TASK TO COMPLETE: Transcribe every entry word for word, leaving out all images.

— START OF ENTRIES SHOWN —

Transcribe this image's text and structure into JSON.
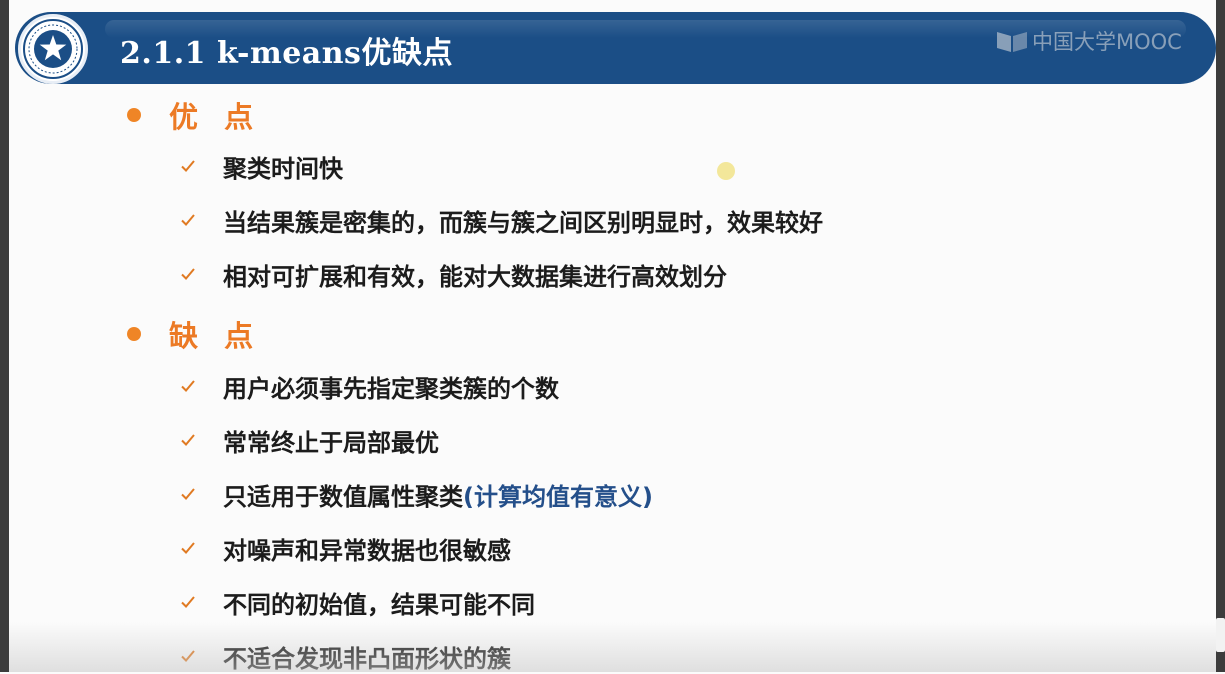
{
  "header": {
    "title": "2.1.1 k-means优缺点",
    "watermark": "中国大学MOOC",
    "logo_icon": "university-seal-icon"
  },
  "colors": {
    "header_bg": "#1b4e86",
    "section_title": "#ec7a25",
    "bullet": "#ef8526",
    "check": "#e07a22",
    "note_text": "#244f8a"
  },
  "sections": [
    {
      "title": "优 点",
      "items": [
        {
          "text": "聚类时间快"
        },
        {
          "text": "当结果簇是密集的，而簇与簇之间区别明显时，效果较好"
        },
        {
          "text": "相对可扩展和有效，能对大数据集进行高效划分"
        }
      ]
    },
    {
      "title": "缺 点",
      "items": [
        {
          "text": "用户必须事先指定聚类簇的个数"
        },
        {
          "text": "常常终止于局部最优"
        },
        {
          "text": "只适用于数值属性聚类",
          "note": "(计算均值有意义)"
        },
        {
          "text": "对噪声和异常数据也很敏感"
        },
        {
          "text": "不同的初始值，结果可能不同"
        },
        {
          "text": "不适合发现非凸面形状的簇"
        }
      ]
    }
  ]
}
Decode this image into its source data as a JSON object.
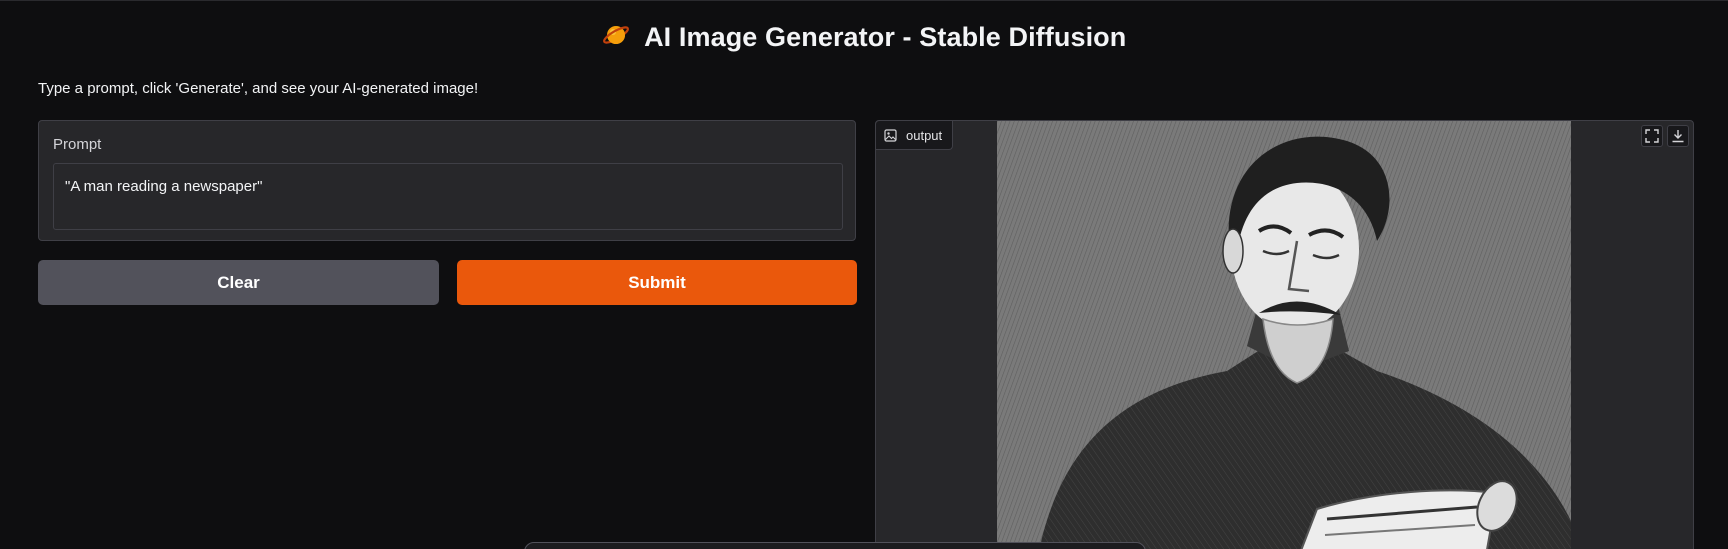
{
  "header": {
    "title": "AI Image Generator - Stable Diffusion",
    "icon": "planet-emoji-icon"
  },
  "description": "Type a prompt, click 'Generate', and see your AI-generated image!",
  "prompt": {
    "label": "Prompt",
    "value": "\"A man reading a newspaper\""
  },
  "buttons": {
    "clear_label": "Clear",
    "submit_label": "Submit"
  },
  "output": {
    "tab_label": "output",
    "tab_icon": "image-icon",
    "image_alt": "Black and white illustration of a man reading a newspaper",
    "tools": [
      "fullscreen-icon",
      "download-icon"
    ]
  },
  "colors": {
    "background": "#0e0e10",
    "panel": "#27272a",
    "accent": "#ea580c",
    "secondary_button": "#52525b"
  }
}
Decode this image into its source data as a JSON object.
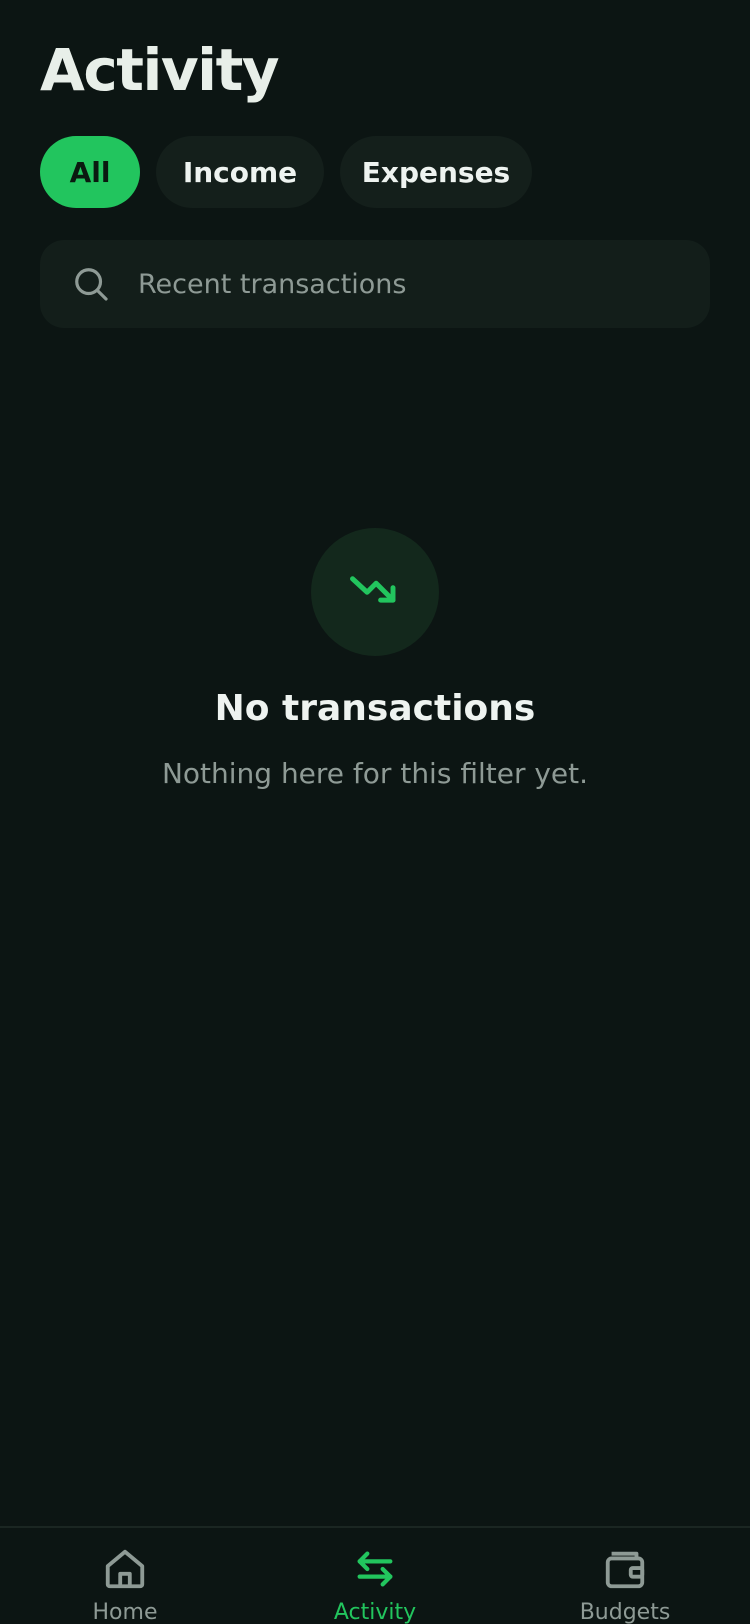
{
  "page": {
    "title": "Activity"
  },
  "filters": {
    "items": [
      {
        "label": "All",
        "active": true
      },
      {
        "label": "Income",
        "active": false
      },
      {
        "label": "Expenses",
        "active": false
      }
    ]
  },
  "search": {
    "placeholder": "Recent transactions",
    "value": "",
    "icon": "search-icon"
  },
  "empty_state": {
    "icon": "trending-down-icon",
    "title": "No transactions",
    "subtitle": "Nothing here for this filter yet."
  },
  "bottom_nav": {
    "items": [
      {
        "label": "Home",
        "icon": "home-icon",
        "active": false
      },
      {
        "label": "Activity",
        "icon": "swap-arrows-icon",
        "active": true
      },
      {
        "label": "Budgets",
        "icon": "wallet-icon",
        "active": false
      }
    ]
  },
  "colors": {
    "background": "#0c1513",
    "accent": "#22c55e",
    "surface": "#141f1b",
    "muted_text": "#8e9a95"
  }
}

— END OF ENTRIES SHOWN —

TASK RESULT:
Transcribe this image's text and structure into JSON.
{
  "header": {
    "title": "2.1.1 k-means优缺点",
    "watermark": "中国大学MOOC",
    "logo_icon": "university-seal-icon"
  },
  "colors": {
    "header_bg": "#1b4e86",
    "section_title": "#ec7a25",
    "bullet": "#ef8526",
    "check": "#e07a22",
    "note_text": "#244f8a"
  },
  "sections": [
    {
      "title": "优 点",
      "items": [
        {
          "text": "聚类时间快"
        },
        {
          "text": "当结果簇是密集的，而簇与簇之间区别明显时，效果较好"
        },
        {
          "text": "相对可扩展和有效，能对大数据集进行高效划分"
        }
      ]
    },
    {
      "title": "缺 点",
      "items": [
        {
          "text": "用户必须事先指定聚类簇的个数"
        },
        {
          "text": "常常终止于局部最优"
        },
        {
          "text": "只适用于数值属性聚类",
          "note": "(计算均值有意义)"
        },
        {
          "text": "对噪声和异常数据也很敏感"
        },
        {
          "text": "不同的初始值，结果可能不同"
        },
        {
          "text": "不适合发现非凸面形状的簇"
        }
      ]
    }
  ]
}
Decode this image into its source data as a JSON object.
{
  "header": {
    "title": "AI Image Generator - Stable Diffusion",
    "icon": "planet-emoji-icon"
  },
  "description": "Type a prompt, click 'Generate', and see your AI-generated image!",
  "prompt": {
    "label": "Prompt",
    "value": "\"A man reading a newspaper\""
  },
  "buttons": {
    "clear_label": "Clear",
    "submit_label": "Submit"
  },
  "output": {
    "tab_label": "output",
    "tab_icon": "image-icon",
    "image_alt": "Black and white illustration of a man reading a newspaper",
    "tools": [
      "fullscreen-icon",
      "download-icon"
    ]
  },
  "colors": {
    "background": "#0e0e10",
    "panel": "#27272a",
    "accent": "#ea580c",
    "secondary_button": "#52525b"
  }
}
Decode this image into its source data as a JSON object.
{
  "page": {
    "title": "Activity"
  },
  "filters": {
    "items": [
      {
        "label": "All",
        "active": true
      },
      {
        "label": "Income",
        "active": false
      },
      {
        "label": "Expenses",
        "active": false
      }
    ]
  },
  "search": {
    "placeholder": "Recent transactions",
    "value": "",
    "icon": "search-icon"
  },
  "empty_state": {
    "icon": "trending-down-icon",
    "title": "No transactions",
    "subtitle": "Nothing here for this filter yet."
  },
  "bottom_nav": {
    "items": [
      {
        "label": "Home",
        "icon": "home-icon",
        "active": false
      },
      {
        "label": "Activity",
        "icon": "swap-arrows-icon",
        "active": true
      },
      {
        "label": "Budgets",
        "icon": "wallet-icon",
        "active": false
      }
    ]
  },
  "colors": {
    "background": "#0c1513",
    "accent": "#22c55e",
    "surface": "#141f1b",
    "muted_text": "#8e9a95"
  }
}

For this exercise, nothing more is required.